### Exercise objective
Lines that hold the word "Figure" should be located and copied.

================

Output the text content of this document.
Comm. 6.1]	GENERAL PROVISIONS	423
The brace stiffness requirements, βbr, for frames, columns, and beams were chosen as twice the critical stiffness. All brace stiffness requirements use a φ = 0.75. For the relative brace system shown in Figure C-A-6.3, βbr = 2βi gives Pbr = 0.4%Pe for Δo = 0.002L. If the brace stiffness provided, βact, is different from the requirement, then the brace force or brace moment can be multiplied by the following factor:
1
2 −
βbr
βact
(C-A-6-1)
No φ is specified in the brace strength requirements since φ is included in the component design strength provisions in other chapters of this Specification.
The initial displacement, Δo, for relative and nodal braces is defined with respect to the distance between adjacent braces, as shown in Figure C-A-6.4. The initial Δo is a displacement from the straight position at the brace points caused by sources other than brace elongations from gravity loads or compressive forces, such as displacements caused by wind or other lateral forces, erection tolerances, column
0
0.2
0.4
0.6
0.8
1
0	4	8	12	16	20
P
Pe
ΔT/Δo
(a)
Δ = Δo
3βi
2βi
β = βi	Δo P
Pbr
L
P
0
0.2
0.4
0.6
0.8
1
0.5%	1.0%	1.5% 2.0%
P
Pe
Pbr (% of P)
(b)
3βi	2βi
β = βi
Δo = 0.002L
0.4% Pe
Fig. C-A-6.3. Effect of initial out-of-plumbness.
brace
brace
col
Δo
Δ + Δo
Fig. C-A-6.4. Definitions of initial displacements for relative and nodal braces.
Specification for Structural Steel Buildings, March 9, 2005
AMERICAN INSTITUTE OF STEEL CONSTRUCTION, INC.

================

### Result of this exercise
The brace stiffness requirements, βbr, for frames, columns, and beams were chosen as twice the critical stiffness. All brace stiffness requirements use a φ = 0.75. For the relative brace system shown in Figure C-A-6.3, βbr = 2βi gives Pbr = 0.4%Pe for Δo = 0.002L. If the brace stiffness provided, βact, is different from the requirement, then the brace force or brace moment can be multiplied by the following factor:
The initial displacement, Δo, for relative and nodal braces is defined with respect to the distance between adjacent braces, as shown in Figure C-A-6.4. The initial Δo is a displacement from the straight position at the brace points caused by sources other than brace elongations from gravity loads or compressive forces, such as displacements caused by wind or other lateral forces, erection tolerances, column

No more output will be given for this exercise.